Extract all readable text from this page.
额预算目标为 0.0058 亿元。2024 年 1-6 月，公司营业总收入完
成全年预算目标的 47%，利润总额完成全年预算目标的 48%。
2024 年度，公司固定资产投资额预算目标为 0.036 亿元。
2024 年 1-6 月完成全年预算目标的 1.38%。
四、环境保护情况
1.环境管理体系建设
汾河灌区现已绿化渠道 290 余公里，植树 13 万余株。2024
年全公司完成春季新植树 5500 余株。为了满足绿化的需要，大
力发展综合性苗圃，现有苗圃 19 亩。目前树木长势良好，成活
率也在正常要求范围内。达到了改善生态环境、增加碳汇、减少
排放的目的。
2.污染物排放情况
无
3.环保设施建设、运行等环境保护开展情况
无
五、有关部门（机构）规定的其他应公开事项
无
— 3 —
-=-=-
Repeat the records above exactly, leaving none out.

Correct response:
Extract all readable text from this page.
额预算目标为 0.0058 亿元。2024 年 1-6 月，公司营业总收入完
成全年预算目标的 47%，利润总额完成全年预算目标的 48%。
2024 年度，公司固定资产投资额预算目标为 0.036 亿元。
2024 年 1-6 月完成全年预算目标的 1.38%。
四、环境保护情况
1.环境管理体系建设
汾河灌区现已绿化渠道 290 余公里，植树 13 万余株。2024
年全公司完成春季新植树 5500 余株。为了满足绿化的需要，大
力发展综合性苗圃，现有苗圃 19 亩。目前树木长势良好，成活
率也在正常要求范围内。达到了改善生态环境、增加碳汇、减少
排放的目的。
2.污染物排放情况
无
3.环保设施建设、运行等环境保护开展情况
无
五、有关部门（机构）规定的其他应公开事项
无
— 3 —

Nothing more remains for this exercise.